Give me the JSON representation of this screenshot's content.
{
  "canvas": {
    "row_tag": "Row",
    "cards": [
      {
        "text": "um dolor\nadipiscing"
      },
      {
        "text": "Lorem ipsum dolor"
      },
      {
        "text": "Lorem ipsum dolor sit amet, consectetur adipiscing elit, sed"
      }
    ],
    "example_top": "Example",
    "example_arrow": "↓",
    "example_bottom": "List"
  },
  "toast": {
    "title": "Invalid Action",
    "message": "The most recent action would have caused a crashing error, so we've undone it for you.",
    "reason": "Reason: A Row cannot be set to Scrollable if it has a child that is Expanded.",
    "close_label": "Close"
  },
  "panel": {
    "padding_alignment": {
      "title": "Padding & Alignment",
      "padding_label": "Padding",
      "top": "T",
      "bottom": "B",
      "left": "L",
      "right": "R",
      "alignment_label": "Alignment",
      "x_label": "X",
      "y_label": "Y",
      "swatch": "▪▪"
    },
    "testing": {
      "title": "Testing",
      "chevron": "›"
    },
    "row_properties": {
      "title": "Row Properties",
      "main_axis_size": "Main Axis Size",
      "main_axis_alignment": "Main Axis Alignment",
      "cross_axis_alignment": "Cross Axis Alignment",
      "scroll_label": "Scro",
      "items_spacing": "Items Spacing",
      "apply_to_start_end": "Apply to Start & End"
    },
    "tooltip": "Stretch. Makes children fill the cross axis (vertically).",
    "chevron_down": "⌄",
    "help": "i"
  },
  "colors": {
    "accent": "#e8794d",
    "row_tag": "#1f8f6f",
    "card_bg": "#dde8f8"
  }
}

☆ ☆ ☆ ☆

> Goal: Only a number is wanted: how many lines contain "Lorem"?

> Exercise result: 2